## SHORT EXERCISE
Write the data out again exactly, dropping any images it holds.

## Data listing
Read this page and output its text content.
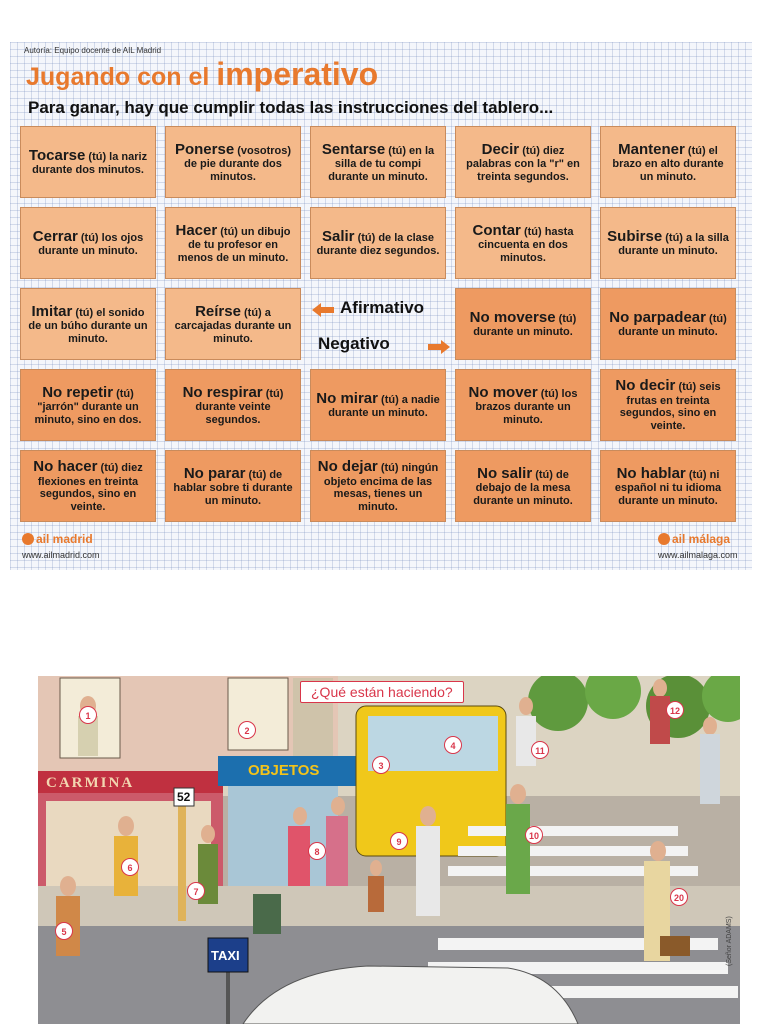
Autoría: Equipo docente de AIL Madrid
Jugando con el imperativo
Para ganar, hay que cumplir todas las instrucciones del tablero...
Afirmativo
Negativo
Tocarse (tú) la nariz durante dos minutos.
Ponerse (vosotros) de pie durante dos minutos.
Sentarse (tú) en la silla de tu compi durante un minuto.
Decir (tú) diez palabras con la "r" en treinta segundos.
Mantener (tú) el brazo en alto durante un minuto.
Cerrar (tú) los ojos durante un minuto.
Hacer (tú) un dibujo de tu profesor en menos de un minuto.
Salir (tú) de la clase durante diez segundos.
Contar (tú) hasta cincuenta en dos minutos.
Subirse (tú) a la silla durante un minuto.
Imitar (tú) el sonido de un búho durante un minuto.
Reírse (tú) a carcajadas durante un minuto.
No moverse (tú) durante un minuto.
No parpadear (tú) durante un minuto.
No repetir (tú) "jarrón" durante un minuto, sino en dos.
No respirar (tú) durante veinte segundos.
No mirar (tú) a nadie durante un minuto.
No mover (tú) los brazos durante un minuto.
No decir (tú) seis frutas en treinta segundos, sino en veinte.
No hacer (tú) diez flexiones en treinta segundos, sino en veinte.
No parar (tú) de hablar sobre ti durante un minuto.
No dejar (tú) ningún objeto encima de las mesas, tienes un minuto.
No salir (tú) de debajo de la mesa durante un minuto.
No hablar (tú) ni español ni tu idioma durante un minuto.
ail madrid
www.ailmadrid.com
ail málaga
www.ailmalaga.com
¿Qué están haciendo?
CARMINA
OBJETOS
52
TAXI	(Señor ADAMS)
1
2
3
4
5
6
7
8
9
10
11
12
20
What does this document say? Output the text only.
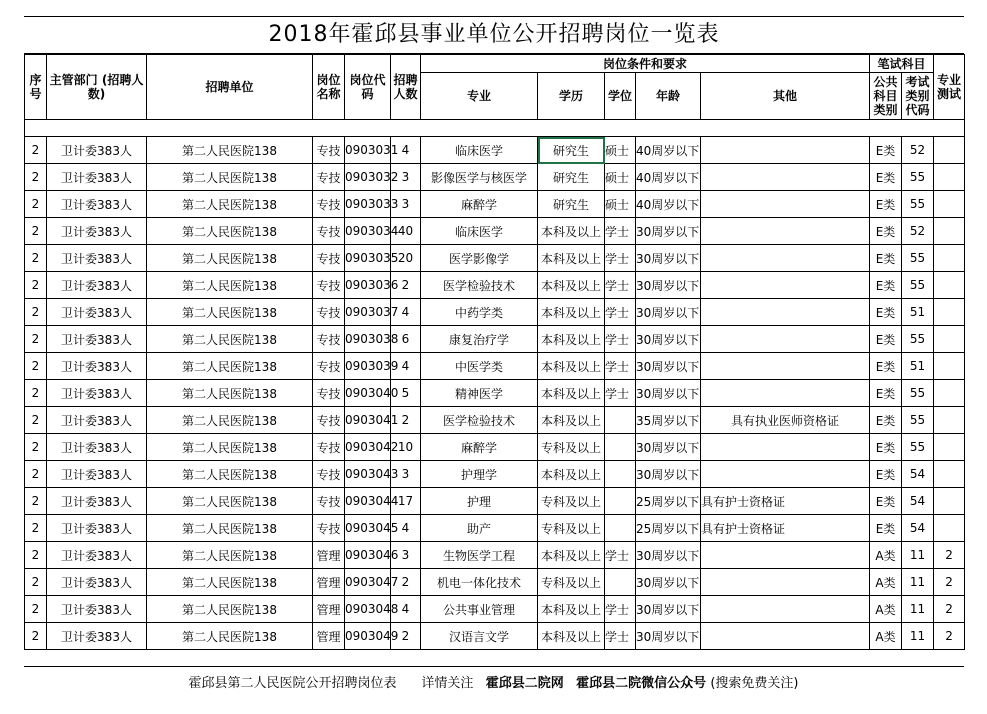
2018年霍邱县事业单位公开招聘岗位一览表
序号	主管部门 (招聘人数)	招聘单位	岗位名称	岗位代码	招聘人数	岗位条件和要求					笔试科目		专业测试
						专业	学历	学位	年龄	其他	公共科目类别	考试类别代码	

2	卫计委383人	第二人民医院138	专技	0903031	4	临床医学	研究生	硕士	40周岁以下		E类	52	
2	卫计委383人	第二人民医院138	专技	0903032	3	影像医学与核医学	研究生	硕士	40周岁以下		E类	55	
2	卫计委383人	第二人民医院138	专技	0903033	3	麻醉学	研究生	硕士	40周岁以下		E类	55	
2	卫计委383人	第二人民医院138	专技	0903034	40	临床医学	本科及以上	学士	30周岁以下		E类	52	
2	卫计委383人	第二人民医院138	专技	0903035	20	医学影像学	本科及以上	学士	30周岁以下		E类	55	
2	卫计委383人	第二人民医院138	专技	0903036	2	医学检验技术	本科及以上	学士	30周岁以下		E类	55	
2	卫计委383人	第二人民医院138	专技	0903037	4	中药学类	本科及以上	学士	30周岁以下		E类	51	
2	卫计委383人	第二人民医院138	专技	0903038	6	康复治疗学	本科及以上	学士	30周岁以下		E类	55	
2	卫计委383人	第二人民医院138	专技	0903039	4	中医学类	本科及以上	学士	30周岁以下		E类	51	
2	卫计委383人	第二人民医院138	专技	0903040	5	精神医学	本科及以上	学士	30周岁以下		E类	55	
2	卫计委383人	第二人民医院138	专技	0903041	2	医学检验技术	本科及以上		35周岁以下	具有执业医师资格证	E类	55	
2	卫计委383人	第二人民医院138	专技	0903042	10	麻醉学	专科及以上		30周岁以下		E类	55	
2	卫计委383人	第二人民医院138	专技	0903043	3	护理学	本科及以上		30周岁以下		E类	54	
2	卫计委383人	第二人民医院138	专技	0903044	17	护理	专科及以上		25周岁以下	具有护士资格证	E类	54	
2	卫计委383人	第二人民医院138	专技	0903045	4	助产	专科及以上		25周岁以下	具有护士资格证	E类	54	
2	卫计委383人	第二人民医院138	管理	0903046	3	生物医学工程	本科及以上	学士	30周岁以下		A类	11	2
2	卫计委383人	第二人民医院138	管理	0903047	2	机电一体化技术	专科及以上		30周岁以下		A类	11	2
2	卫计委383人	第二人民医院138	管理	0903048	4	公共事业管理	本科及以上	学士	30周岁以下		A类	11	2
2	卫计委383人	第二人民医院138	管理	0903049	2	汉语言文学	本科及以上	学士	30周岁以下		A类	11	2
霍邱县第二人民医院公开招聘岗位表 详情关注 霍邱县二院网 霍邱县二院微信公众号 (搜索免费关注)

## OUTPUT OF THE EXERCISE
Read this page and output its text content.
Autoría: Equipo docente de AIL Madrid
Jugando con el imperativo
Para ganar, hay que cumplir todas las instrucciones del tablero...
Afirmativo
Negativo
Tocarse (tú) la nariz durante dos minutos.
Ponerse (vosotros) de pie durante dos minutos.
Sentarse (tú) en la silla de tu compi durante un minuto.
Decir (tú) diez palabras con la "r" en treinta segundos.
Mantener (tú) el brazo en alto durante un minuto.
Cerrar (tú) los ojos durante un minuto.
Hacer (tú) un dibujo de tu profesor en menos de un minuto.
Salir (tú) de la clase durante diez segundos.
Contar (tú) hasta cincuenta en dos minutos.
Subirse (tú) a la silla durante un minuto.
Imitar (tú) el sonido de un búho durante un minuto.
Reírse (tú) a carcajadas durante un minuto.
No moverse (tú) durante un minuto.
No parpadear (tú) durante un minuto.
No repetir (tú) "jarrón" durante un minuto, sino en dos.
No respirar (tú) durante veinte segundos.
No mirar (tú) a nadie durante un minuto.
No mover (tú) los brazos durante un minuto.
No decir (tú) seis frutas en treinta segundos, sino en veinte.
No hacer (tú) diez flexiones en treinta segundos, sino en veinte.
No parar (tú) de hablar sobre ti durante un minuto.
No dejar (tú) ningún objeto encima de las mesas, tienes un minuto.
No salir (tú) de debajo de la mesa durante un minuto.
No hablar (tú) ni español ni tu idioma durante un minuto.
ail madrid
www.ailmadrid.com
ail málaga
www.ailmalaga.com
¿Qué están haciendo?
CARMINA
OBJETOS
52
TAXI	(Señor ADAMS)
1
2
3
4
5
6
7
8
9
10
11
12
20
What does this document say? Output the text only.
2018年霍邱县事业单位公开招聘岗位一览表
序号	主管部门 (招聘人数)	招聘单位	岗位名称	岗位代码	招聘人数	岗位条件和要求					笔试科目		专业测试
						专业	学历	学位	年龄	其他	公共科目类别	考试类别代码	

2	卫计委383人	第二人民医院138	专技	0903031	4	临床医学	研究生	硕士	40周岁以下		E类	52	
2	卫计委383人	第二人民医院138	专技	0903032	3	影像医学与核医学	研究生	硕士	40周岁以下		E类	55	
2	卫计委383人	第二人民医院138	专技	0903033	3	麻醉学	研究生	硕士	40周岁以下		E类	55	
2	卫计委383人	第二人民医院138	专技	0903034	40	临床医学	本科及以上	学士	30周岁以下		E类	52	
2	卫计委383人	第二人民医院138	专技	0903035	20	医学影像学	本科及以上	学士	30周岁以下		E类	55	
2	卫计委383人	第二人民医院138	专技	0903036	2	医学检验技术	本科及以上	学士	30周岁以下		E类	55	
2	卫计委383人	第二人民医院138	专技	0903037	4	中药学类	本科及以上	学士	30周岁以下		E类	51	
2	卫计委383人	第二人民医院138	专技	0903038	6	康复治疗学	本科及以上	学士	30周岁以下		E类	55	
2	卫计委383人	第二人民医院138	专技	0903039	4	中医学类	本科及以上	学士	30周岁以下		E类	51	
2	卫计委383人	第二人民医院138	专技	0903040	5	精神医学	本科及以上	学士	30周岁以下		E类	55	
2	卫计委383人	第二人民医院138	专技	0903041	2	医学检验技术	本科及以上		35周岁以下	具有执业医师资格证	E类	55	
2	卫计委383人	第二人民医院138	专技	0903042	10	麻醉学	专科及以上		30周岁以下		E类	55	
2	卫计委383人	第二人民医院138	专技	0903043	3	护理学	本科及以上		30周岁以下		E类	54	
2	卫计委383人	第二人民医院138	专技	0903044	17	护理	专科及以上		25周岁以下	具有护士资格证	E类	54	
2	卫计委383人	第二人民医院138	专技	0903045	4	助产	专科及以上		25周岁以下	具有护士资格证	E类	54	
2	卫计委383人	第二人民医院138	管理	0903046	3	生物医学工程	本科及以上	学士	30周岁以下		A类	11	2
2	卫计委383人	第二人民医院138	管理	0903047	2	机电一体化技术	专科及以上		30周岁以下		A类	11	2
2	卫计委383人	第二人民医院138	管理	0903048	4	公共事业管理	本科及以上	学士	30周岁以下		A类	11	2
2	卫计委383人	第二人民医院138	管理	0903049	2	汉语言文学	本科及以上	学士	30周岁以下		A类	11	2
霍邱县第二人民医院公开招聘岗位表 详情关注 霍邱县二院网 霍邱县二院微信公众号 (搜索免费关注)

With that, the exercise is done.